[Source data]
+++++
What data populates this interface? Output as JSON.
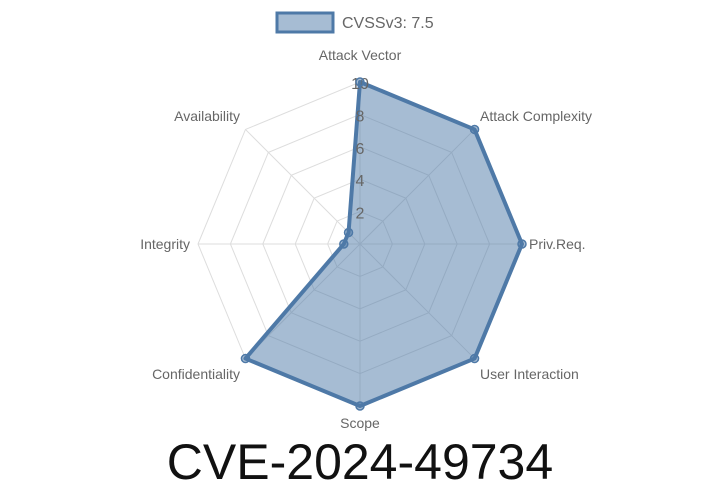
{
  "chart_data": {
    "type": "radar",
    "axes": [
      "Attack Vector",
      "Attack Complexity",
      "Priv.Req.",
      "User Interaction",
      "Scope",
      "Confidentiality",
      "Integrity",
      "Availability"
    ],
    "series": [
      {
        "name": "CVSSv3: 7.5",
        "values": [
          10,
          10,
          10,
          10,
          10,
          10,
          1,
          1
        ]
      }
    ],
    "rlim": [
      0,
      10
    ],
    "ticks": [
      "2",
      "4",
      "6",
      "8",
      "10"
    ],
    "legend_placement": "top",
    "colors": {
      "line": "#4e79a7",
      "fill": "#4e79a7",
      "grid": "#dddddd"
    }
  },
  "title": "CVE-2024-49734"
}
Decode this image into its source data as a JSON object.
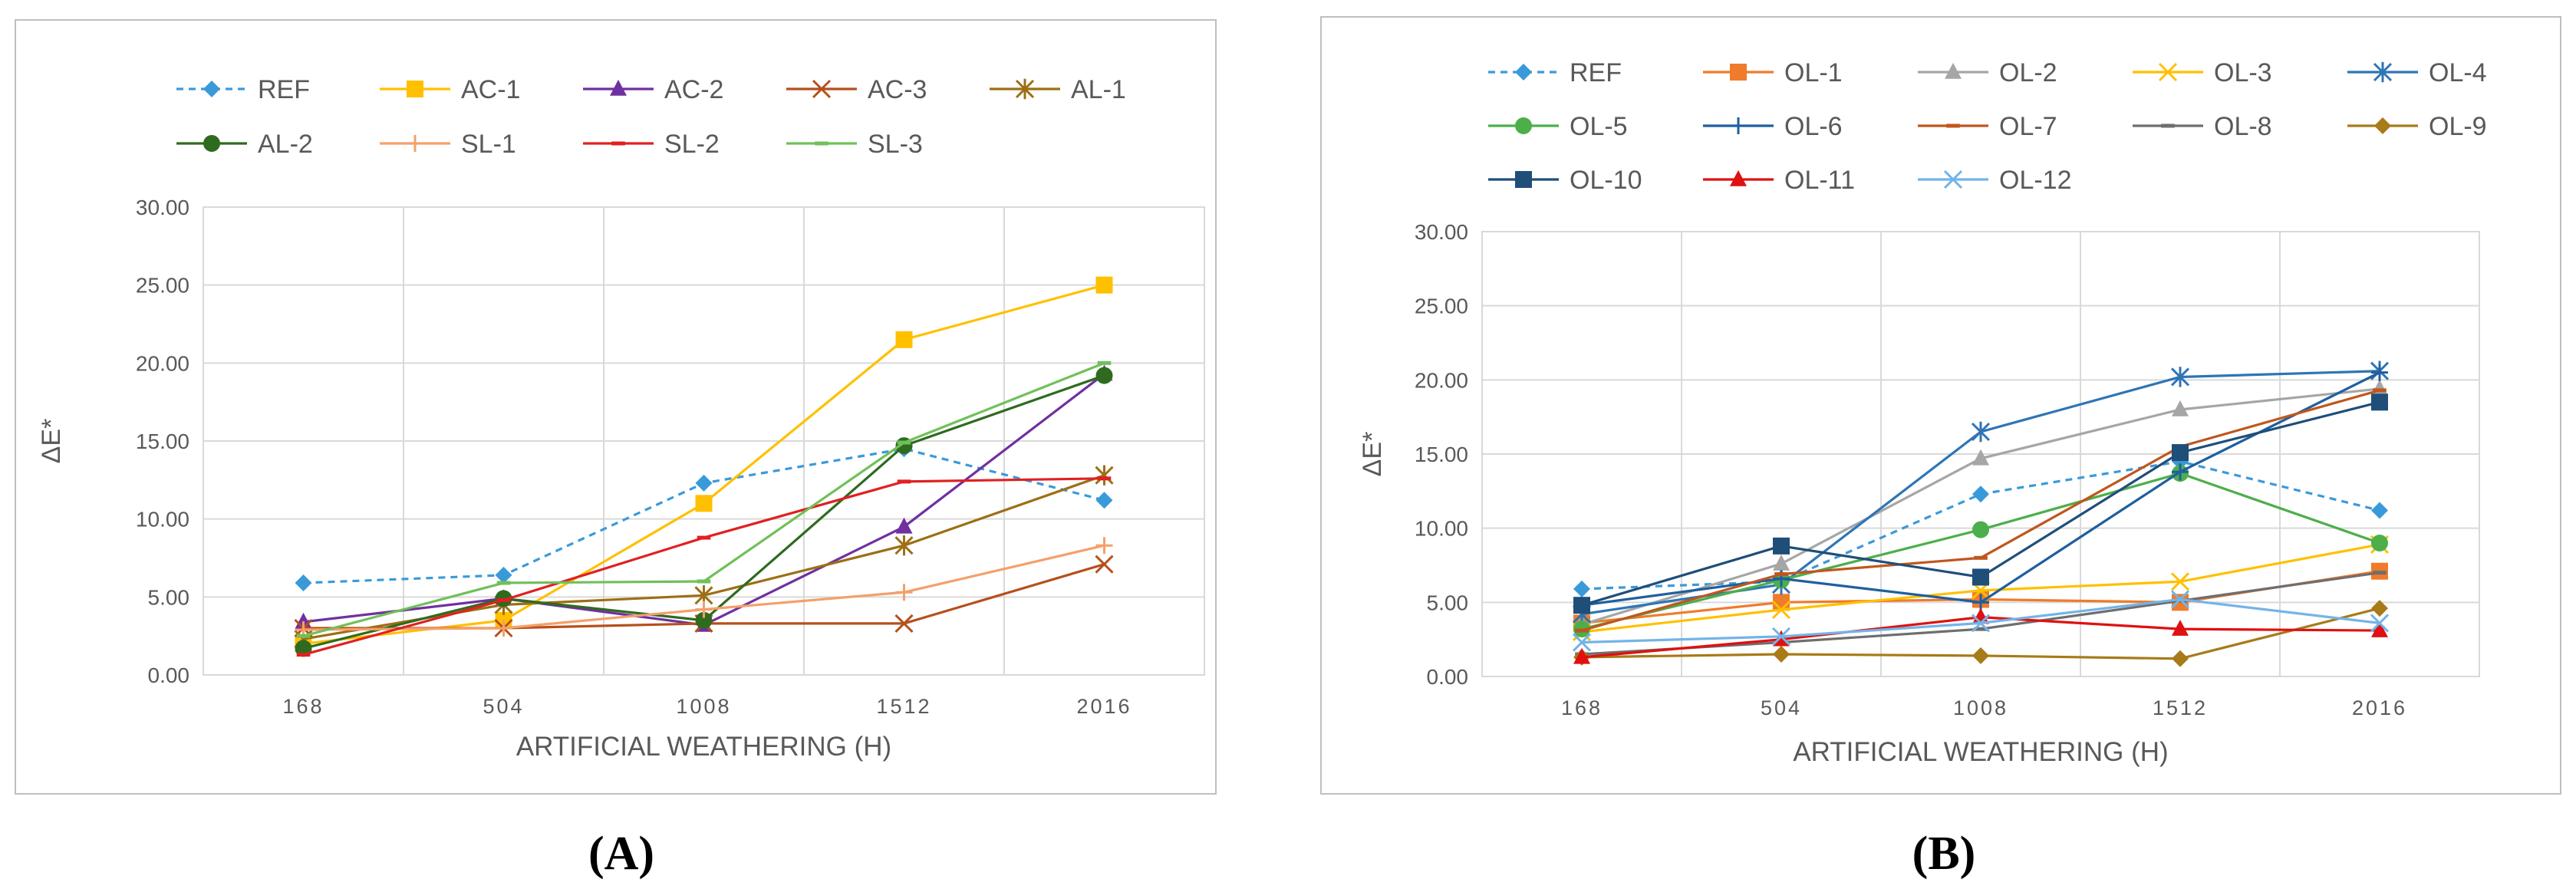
+++++
REQUIRED WORK:
Return the listing above in full and without alteration, excluding its pictures.

SOLUTION TO THIS TASK:
What data populates this interface? Output as JSON.
{
  "chart_data": {
    "type": "radar",
    "axes": [
      "Attack Vector",
      "Attack Complexity",
      "Priv.Req.",
      "User Interaction",
      "Scope",
      "Confidentiality",
      "Integrity",
      "Availability"
    ],
    "series": [
      {
        "name": "CVSSv3: 7.5",
        "values": [
          10,
          10,
          10,
          10,
          10,
          10,
          1,
          1
        ]
      }
    ],
    "rlim": [
      0,
      10
    ],
    "ticks": [
      "2",
      "4",
      "6",
      "8",
      "10"
    ],
    "legend_placement": "top",
    "colors": {
      "line": "#4e79a7",
      "fill": "#4e79a7",
      "grid": "#dddddd"
    }
  },
  "title": "CVE-2024-49734"
}
Decode this image into its source data as a JSON object.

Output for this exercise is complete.